**EXERCISE**
Among these lines, how many include "Enumerate"? Answer only with the number.

**RECORDS SHOWN**
================
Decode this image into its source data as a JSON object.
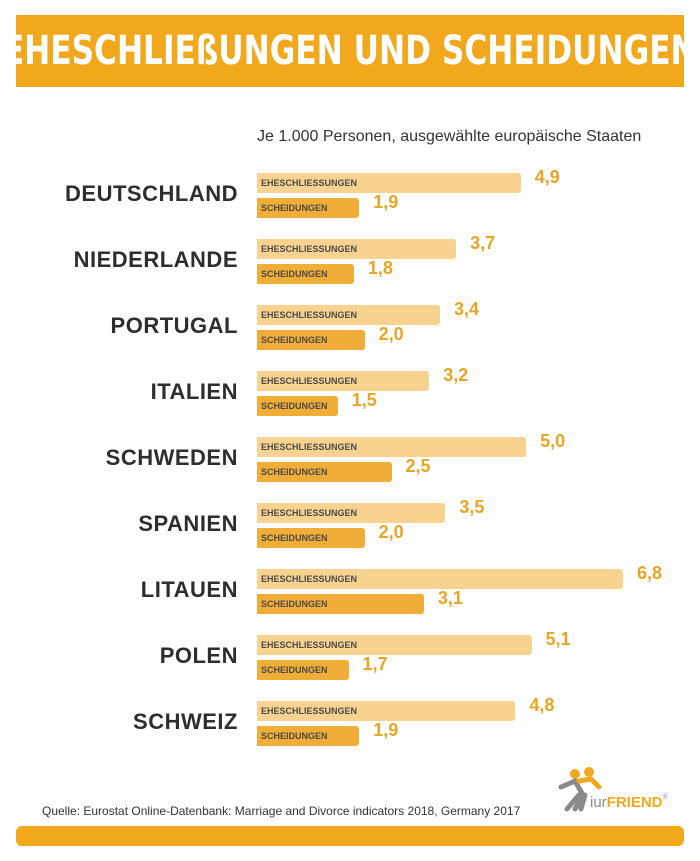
{
  "title": "EHESCHLIEßUNGEN UND SCHEIDUNGEN",
  "subtitle": "Je 1.000 Personen, ausgewählte europäische Staaten",
  "source": "Quelle: Eurostat Online-Datenbank: Marriage and Divorce indicators 2018, Germany 2017",
  "logo": {
    "prefix": "iur",
    "name": "FRIEND",
    "reg": "®"
  },
  "colors": {
    "accent": "#f2a81d",
    "marriage_bar": "#f8d390",
    "divorce_bar": "#f0ad37",
    "value_text": "#e8a524"
  },
  "chart_data": {
    "type": "bar",
    "orientation": "horizontal",
    "title": "EHESCHLIEßUNGEN UND SCHEIDUNGEN",
    "subtitle": "Je 1.000 Personen, ausgewählte europäische Staaten",
    "categories": [
      "DEUTSCHLAND",
      "NIEDERLANDE",
      "PORTUGAL",
      "ITALIEN",
      "SCHWEDEN",
      "SPANIEN",
      "LITAUEN",
      "POLEN",
      "SCHWEIZ"
    ],
    "series": [
      {
        "name": "EHESCHLIESSUNGEN",
        "values": [
          4.9,
          3.7,
          3.4,
          3.2,
          5.0,
          3.5,
          6.8,
          5.1,
          4.8
        ],
        "labels": [
          "4,9",
          "3,7",
          "3,4",
          "3,2",
          "5,0",
          "3,5",
          "6,8",
          "5,1",
          "4,8"
        ]
      },
      {
        "name": "SCHEIDUNGEN",
        "values": [
          1.9,
          1.8,
          2.0,
          1.5,
          2.5,
          2.0,
          3.1,
          1.7,
          1.9
        ],
        "labels": [
          "1,9",
          "1,8",
          "2,0",
          "1,5",
          "2,5",
          "2,0",
          "3,1",
          "1,7",
          "1,9"
        ]
      }
    ],
    "xlim": [
      0,
      6.8
    ],
    "grid": false,
    "legend": "inline"
  }
}
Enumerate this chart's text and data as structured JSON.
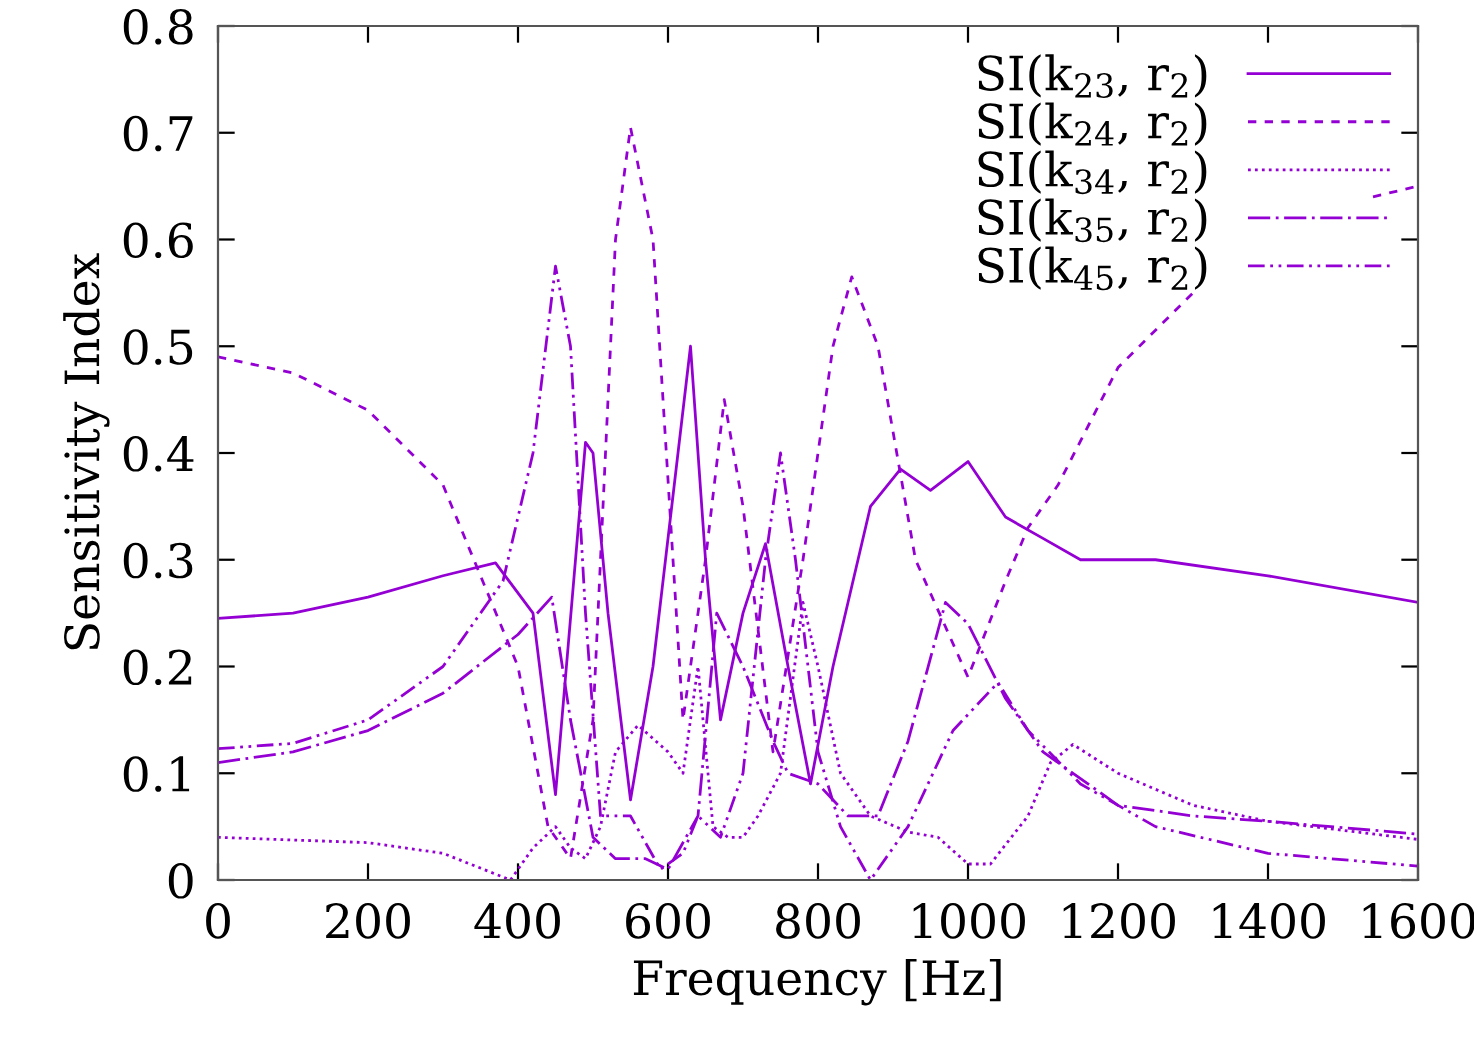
{
  "chart_data": {
    "type": "line",
    "xlabel": "Frequency [Hz]",
    "ylabel": "Sensitivity Index",
    "xlim": [
      0,
      1600
    ],
    "xticks": [
      0,
      200,
      400,
      600,
      800,
      1000,
      1200,
      1400,
      1600
    ],
    "ylim": [
      0,
      0.8
    ],
    "yticks": [
      0,
      0.1,
      0.2,
      0.3,
      0.4,
      0.5,
      0.6,
      0.7,
      0.8
    ],
    "grid": false,
    "legend": "top right",
    "marker": "none",
    "series": [
      {
        "name": "SI(k$_{23}$, r$_{2}$)",
        "color": "#9400d3",
        "line_style": "solid",
        "x": [
          0,
          100,
          200,
          300,
          370,
          420,
          450,
          490,
          500,
          520,
          550,
          580,
          630,
          650,
          670,
          700,
          730,
          760,
          790,
          820,
          870,
          910,
          950,
          1000,
          1050,
          1100,
          1150,
          1250,
          1400,
          1600
        ],
        "values": [
          0.245,
          0.25,
          0.265,
          0.285,
          0.297,
          0.25,
          0.08,
          0.41,
          0.4,
          0.25,
          0.075,
          0.2,
          0.5,
          0.3,
          0.15,
          0.25,
          0.315,
          0.2,
          0.09,
          0.2,
          0.35,
          0.385,
          0.365,
          0.392,
          0.34,
          0.32,
          0.3,
          0.3,
          0.285,
          0.26
        ]
      },
      {
        "name": "SI(k$_{24}$, r$_{2}$)",
        "color": "#9400d3",
        "line_style": "dashed",
        "x": [
          0,
          100,
          200,
          300,
          400,
          440,
          470,
          500,
          530,
          550,
          580,
          620,
          650,
          675,
          700,
          740,
          780,
          820,
          845,
          880,
          930,
          1000,
          1050,
          1080,
          1120,
          1200,
          1300,
          1350,
          1450,
          1500,
          1540,
          1600
        ],
        "values": [
          0.49,
          0.475,
          0.44,
          0.37,
          0.2,
          0.05,
          0.02,
          0.15,
          0.6,
          0.705,
          0.6,
          0.15,
          0.3,
          0.45,
          0.35,
          0.12,
          0.3,
          0.5,
          0.565,
          0.5,
          0.3,
          0.19,
          0.28,
          0.33,
          0.37,
          0.48,
          0.55,
          null,
          null,
          null,
          0.64,
          0.65
        ]
      },
      {
        "name": "SI(k$_{34}$, r$_{2}$)",
        "color": "#9400d3",
        "line_style": "dotted",
        "x": [
          0,
          200,
          300,
          390,
          420,
          450,
          470,
          490,
          510,
          530,
          560,
          600,
          620,
          640,
          660,
          680,
          700,
          720,
          750,
          780,
          800,
          830,
          870,
          920,
          960,
          1000,
          1030,
          1080,
          1110,
          1140,
          1200,
          1300,
          1400,
          1600
        ],
        "values": [
          0.04,
          0.035,
          0.025,
          0.0,
          0.03,
          0.05,
          0.03,
          0.02,
          0.05,
          0.12,
          0.145,
          0.12,
          0.1,
          0.2,
          0.05,
          0.04,
          0.04,
          0.06,
          0.1,
          0.26,
          0.2,
          0.1,
          0.06,
          0.045,
          0.04,
          0.015,
          0.015,
          0.06,
          0.11,
          0.127,
          0.1,
          0.07,
          0.055,
          0.038
        ]
      },
      {
        "name": "SI(k$_{35}$, r$_{2}$)",
        "color": "#9400d3",
        "line_style": "dashdot",
        "x": [
          0,
          100,
          200,
          300,
          400,
          445,
          470,
          500,
          530,
          570,
          600,
          640,
          665,
          700,
          740,
          760,
          800,
          840,
          880,
          920,
          970,
          1000,
          1050,
          1100,
          1200,
          1300,
          1400,
          1600
        ],
        "values": [
          0.11,
          0.12,
          0.14,
          0.175,
          0.23,
          0.265,
          0.15,
          0.04,
          0.02,
          0.02,
          0.01,
          0.06,
          0.25,
          0.2,
          0.13,
          0.1,
          0.09,
          0.06,
          0.06,
          0.13,
          0.26,
          0.24,
          0.17,
          0.12,
          0.07,
          0.06,
          0.055,
          0.043
        ]
      },
      {
        "name": "SI(k$_{45}$, r$_{2}$)",
        "color": "#9400d3",
        "line_style": "dashdotdot",
        "x": [
          0,
          100,
          200,
          300,
          380,
          420,
          450,
          470,
          490,
          510,
          550,
          590,
          620,
          640,
          670,
          700,
          730,
          750,
          770,
          800,
          830,
          870,
          920,
          980,
          1040,
          1080,
          1150,
          1250,
          1400,
          1600
        ],
        "values": [
          0.123,
          0.128,
          0.15,
          0.2,
          0.28,
          0.4,
          0.575,
          0.5,
          0.25,
          0.06,
          0.06,
          0.01,
          0.025,
          0.06,
          0.04,
          0.1,
          0.3,
          0.4,
          0.3,
          0.12,
          0.05,
          0.0,
          0.05,
          0.14,
          0.185,
          0.14,
          0.09,
          0.05,
          0.025,
          0.013
        ]
      }
    ]
  }
}
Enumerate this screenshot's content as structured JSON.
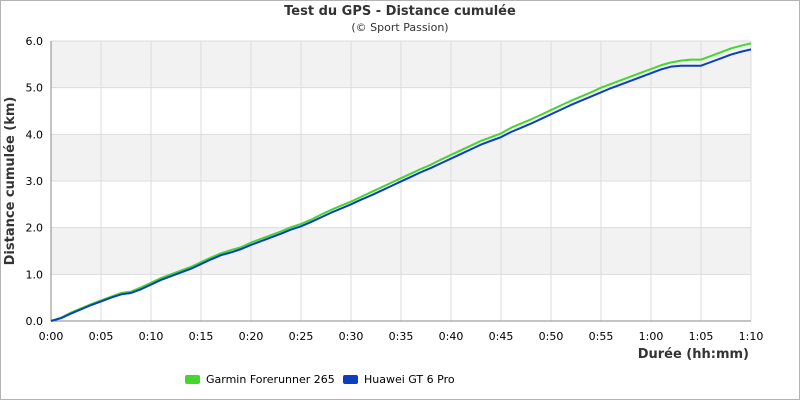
{
  "colors": {
    "garmin": "#44d62c",
    "huawei": "#0a3fbf",
    "band": "#f2f2f2",
    "grid": "#dcdcdc"
  },
  "chart_data": {
    "type": "line",
    "title": "Test du GPS - Distance cumulée",
    "subtitle": "(© Sport Passion)",
    "xlabel": "Durée (hh:mm)",
    "ylabel": "Distance cumulée (km)",
    "x_ticks": [
      "0:00",
      "0:05",
      "0:10",
      "0:15",
      "0:20",
      "0:25",
      "0:30",
      "0:35",
      "0:40",
      "0:45",
      "0:50",
      "0:55",
      "1:00",
      "1:05",
      "1:10"
    ],
    "y_ticks": [
      "0.0",
      "1.0",
      "2.0",
      "3.0",
      "4.0",
      "5.0",
      "6.0"
    ],
    "xlim_minutes": [
      0,
      70
    ],
    "ylim": [
      0,
      6
    ],
    "grid": true,
    "legend_position": "bottom",
    "x_minutes": [
      0,
      1,
      2,
      3,
      4,
      5,
      6,
      7,
      8,
      9,
      10,
      11,
      12,
      13,
      14,
      15,
      16,
      17,
      18,
      19,
      20,
      21,
      22,
      23,
      24,
      25,
      26,
      27,
      28,
      29,
      30,
      31,
      32,
      33,
      34,
      35,
      36,
      37,
      38,
      39,
      40,
      41,
      42,
      43,
      44,
      45,
      46,
      47,
      48,
      49,
      50,
      51,
      52,
      53,
      54,
      55,
      56,
      57,
      58,
      59,
      60,
      61,
      62,
      63,
      64,
      65,
      66,
      67,
      68,
      69,
      70
    ],
    "series": [
      {
        "name": "Garmin Forerunner 265",
        "color": "#44d62c",
        "values": [
          0.0,
          0.07,
          0.18,
          0.27,
          0.36,
          0.44,
          0.52,
          0.6,
          0.63,
          0.72,
          0.82,
          0.92,
          1.0,
          1.08,
          1.16,
          1.26,
          1.36,
          1.45,
          1.52,
          1.58,
          1.68,
          1.76,
          1.84,
          1.92,
          2.01,
          2.08,
          2.17,
          2.28,
          2.38,
          2.47,
          2.56,
          2.66,
          2.76,
          2.86,
          2.96,
          3.06,
          3.16,
          3.26,
          3.35,
          3.46,
          3.56,
          3.66,
          3.76,
          3.86,
          3.94,
          4.02,
          4.14,
          4.23,
          4.32,
          4.42,
          4.52,
          4.62,
          4.72,
          4.81,
          4.9,
          5.0,
          5.08,
          5.16,
          5.24,
          5.32,
          5.4,
          5.48,
          5.54,
          5.58,
          5.6,
          5.6,
          5.68,
          5.76,
          5.84,
          5.9,
          5.95
        ]
      },
      {
        "name": "Huawei GT 6 Pro",
        "color": "#0a3fbf",
        "values": [
          0.0,
          0.06,
          0.16,
          0.25,
          0.34,
          0.42,
          0.5,
          0.57,
          0.6,
          0.68,
          0.78,
          0.88,
          0.96,
          1.04,
          1.12,
          1.22,
          1.32,
          1.41,
          1.47,
          1.54,
          1.63,
          1.71,
          1.79,
          1.87,
          1.96,
          2.03,
          2.12,
          2.22,
          2.32,
          2.41,
          2.5,
          2.6,
          2.69,
          2.79,
          2.89,
          2.99,
          3.09,
          3.19,
          3.28,
          3.38,
          3.48,
          3.58,
          3.68,
          3.78,
          3.86,
          3.94,
          4.05,
          4.14,
          4.23,
          4.33,
          4.43,
          4.53,
          4.63,
          4.72,
          4.81,
          4.9,
          4.99,
          5.07,
          5.15,
          5.23,
          5.31,
          5.39,
          5.45,
          5.47,
          5.47,
          5.47,
          5.55,
          5.63,
          5.71,
          5.77,
          5.82
        ]
      }
    ]
  }
}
================
**SOLUTION TO THIS EXERCISE**
2